___ TASK DATA

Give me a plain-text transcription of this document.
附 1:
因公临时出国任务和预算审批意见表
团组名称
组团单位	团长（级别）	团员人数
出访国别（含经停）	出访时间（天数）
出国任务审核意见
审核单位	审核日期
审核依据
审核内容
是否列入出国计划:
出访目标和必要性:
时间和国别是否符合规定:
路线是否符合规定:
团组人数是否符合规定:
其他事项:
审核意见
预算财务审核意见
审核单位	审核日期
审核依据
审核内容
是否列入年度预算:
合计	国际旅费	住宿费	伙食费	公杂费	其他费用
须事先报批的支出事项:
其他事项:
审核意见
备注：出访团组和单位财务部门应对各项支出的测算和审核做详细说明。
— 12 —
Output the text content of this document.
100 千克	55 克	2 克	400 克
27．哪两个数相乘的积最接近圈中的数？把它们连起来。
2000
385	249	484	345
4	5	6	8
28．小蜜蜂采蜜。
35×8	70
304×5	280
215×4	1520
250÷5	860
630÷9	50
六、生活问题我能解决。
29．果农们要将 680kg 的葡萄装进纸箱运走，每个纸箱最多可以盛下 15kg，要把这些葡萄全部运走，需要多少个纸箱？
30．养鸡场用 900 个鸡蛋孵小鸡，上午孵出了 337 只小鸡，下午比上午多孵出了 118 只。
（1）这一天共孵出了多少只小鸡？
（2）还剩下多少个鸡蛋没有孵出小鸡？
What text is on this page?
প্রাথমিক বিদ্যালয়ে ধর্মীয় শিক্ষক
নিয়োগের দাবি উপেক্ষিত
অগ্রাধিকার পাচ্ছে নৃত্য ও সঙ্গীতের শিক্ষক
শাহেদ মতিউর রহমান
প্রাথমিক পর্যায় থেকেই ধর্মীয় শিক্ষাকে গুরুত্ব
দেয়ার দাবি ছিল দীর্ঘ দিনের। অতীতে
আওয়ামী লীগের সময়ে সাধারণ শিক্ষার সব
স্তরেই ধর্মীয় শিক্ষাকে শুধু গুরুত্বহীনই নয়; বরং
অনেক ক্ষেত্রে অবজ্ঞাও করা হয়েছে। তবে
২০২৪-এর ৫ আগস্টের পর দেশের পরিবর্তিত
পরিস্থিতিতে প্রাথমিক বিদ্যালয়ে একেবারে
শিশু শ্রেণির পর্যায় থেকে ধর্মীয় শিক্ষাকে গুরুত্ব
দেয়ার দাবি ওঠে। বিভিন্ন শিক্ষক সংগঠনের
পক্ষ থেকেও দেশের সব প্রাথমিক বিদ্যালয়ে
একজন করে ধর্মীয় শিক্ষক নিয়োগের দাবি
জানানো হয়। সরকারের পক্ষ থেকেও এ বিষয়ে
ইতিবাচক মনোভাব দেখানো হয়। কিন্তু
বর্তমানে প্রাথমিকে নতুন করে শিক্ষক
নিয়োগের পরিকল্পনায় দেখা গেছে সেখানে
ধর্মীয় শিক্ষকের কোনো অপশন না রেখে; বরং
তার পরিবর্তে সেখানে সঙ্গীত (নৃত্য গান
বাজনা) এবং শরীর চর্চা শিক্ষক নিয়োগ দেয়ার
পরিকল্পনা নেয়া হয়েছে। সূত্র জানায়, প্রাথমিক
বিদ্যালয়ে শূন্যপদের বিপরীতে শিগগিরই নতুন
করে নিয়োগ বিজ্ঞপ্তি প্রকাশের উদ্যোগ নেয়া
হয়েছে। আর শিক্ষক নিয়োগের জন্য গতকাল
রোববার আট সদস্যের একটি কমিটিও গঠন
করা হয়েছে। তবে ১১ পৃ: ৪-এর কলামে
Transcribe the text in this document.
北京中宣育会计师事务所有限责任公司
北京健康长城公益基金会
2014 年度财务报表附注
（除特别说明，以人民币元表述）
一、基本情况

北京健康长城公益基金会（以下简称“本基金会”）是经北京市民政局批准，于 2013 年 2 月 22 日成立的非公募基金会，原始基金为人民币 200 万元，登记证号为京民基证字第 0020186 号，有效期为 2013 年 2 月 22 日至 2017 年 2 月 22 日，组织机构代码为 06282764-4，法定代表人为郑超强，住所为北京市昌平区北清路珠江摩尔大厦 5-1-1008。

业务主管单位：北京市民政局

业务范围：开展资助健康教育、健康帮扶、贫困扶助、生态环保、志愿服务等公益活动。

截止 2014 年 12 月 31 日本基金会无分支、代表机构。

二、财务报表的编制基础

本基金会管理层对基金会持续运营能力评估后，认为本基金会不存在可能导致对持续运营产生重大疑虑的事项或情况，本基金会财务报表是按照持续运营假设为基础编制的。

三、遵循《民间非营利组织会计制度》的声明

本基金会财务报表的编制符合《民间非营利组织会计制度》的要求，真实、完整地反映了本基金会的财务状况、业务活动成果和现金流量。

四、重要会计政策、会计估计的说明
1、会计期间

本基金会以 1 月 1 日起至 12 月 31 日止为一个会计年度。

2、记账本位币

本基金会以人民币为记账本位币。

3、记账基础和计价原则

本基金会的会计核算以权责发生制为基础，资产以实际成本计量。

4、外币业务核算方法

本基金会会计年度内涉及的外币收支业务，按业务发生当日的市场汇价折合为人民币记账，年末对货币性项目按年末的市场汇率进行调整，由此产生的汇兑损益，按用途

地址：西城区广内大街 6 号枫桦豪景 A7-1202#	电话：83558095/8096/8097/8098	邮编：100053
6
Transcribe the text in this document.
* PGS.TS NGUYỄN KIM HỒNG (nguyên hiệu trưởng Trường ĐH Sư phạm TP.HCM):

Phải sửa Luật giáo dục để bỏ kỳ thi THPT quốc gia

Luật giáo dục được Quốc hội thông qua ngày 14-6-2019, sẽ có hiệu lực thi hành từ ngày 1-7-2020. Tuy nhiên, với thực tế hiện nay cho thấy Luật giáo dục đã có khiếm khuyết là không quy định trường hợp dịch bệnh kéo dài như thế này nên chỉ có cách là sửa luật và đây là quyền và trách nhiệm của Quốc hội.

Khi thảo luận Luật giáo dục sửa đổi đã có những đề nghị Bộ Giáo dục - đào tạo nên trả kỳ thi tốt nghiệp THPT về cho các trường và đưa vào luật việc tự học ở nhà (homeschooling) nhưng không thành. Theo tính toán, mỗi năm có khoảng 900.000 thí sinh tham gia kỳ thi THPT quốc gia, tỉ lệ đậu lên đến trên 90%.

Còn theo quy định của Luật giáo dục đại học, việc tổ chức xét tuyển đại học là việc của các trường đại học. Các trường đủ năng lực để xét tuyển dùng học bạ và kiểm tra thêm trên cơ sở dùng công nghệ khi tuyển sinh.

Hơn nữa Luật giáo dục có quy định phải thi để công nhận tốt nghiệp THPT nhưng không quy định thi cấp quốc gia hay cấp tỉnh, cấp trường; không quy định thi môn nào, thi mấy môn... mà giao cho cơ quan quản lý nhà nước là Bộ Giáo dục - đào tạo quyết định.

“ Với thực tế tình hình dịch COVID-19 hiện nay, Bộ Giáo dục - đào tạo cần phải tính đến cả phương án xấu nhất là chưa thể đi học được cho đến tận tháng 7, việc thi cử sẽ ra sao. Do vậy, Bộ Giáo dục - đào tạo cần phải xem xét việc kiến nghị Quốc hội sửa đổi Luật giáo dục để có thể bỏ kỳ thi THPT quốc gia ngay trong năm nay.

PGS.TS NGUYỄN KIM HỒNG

______

YOUR TASK — Locate the word "nghị" in the data above. Copy every line carrying it.

REPLY TO THE TASK —
Khi thảo luận Luật giáo dục sửa đổi đã có những đề nghị Bộ Giáo dục - đào tạo nên trả kỳ thi tốt nghiệp THPT về cho các trường và đưa vào luật việc tự học ở nhà (homeschooling) nhưng không thành. Theo tính toán, mỗi năm có khoảng 900.000 thí sinh tham gia kỳ thi THPT quốc gia, tỉ lệ đậu lên đến trên 90%.
“ Với thực tế tình hình dịch COVID-19 hiện nay, Bộ Giáo dục - đào tạo cần phải tính đến cả phương án xấu nhất là chưa thể đi học được cho đến tận tháng 7, việc thi cử sẽ ra sao. Do vậy, Bộ Giáo dục - đào tạo cần phải xem xét việc kiến nghị Quốc hội sửa đổi Luật giáo dục để có thể bỏ kỳ thi THPT quốc gia ngay trong năm nay.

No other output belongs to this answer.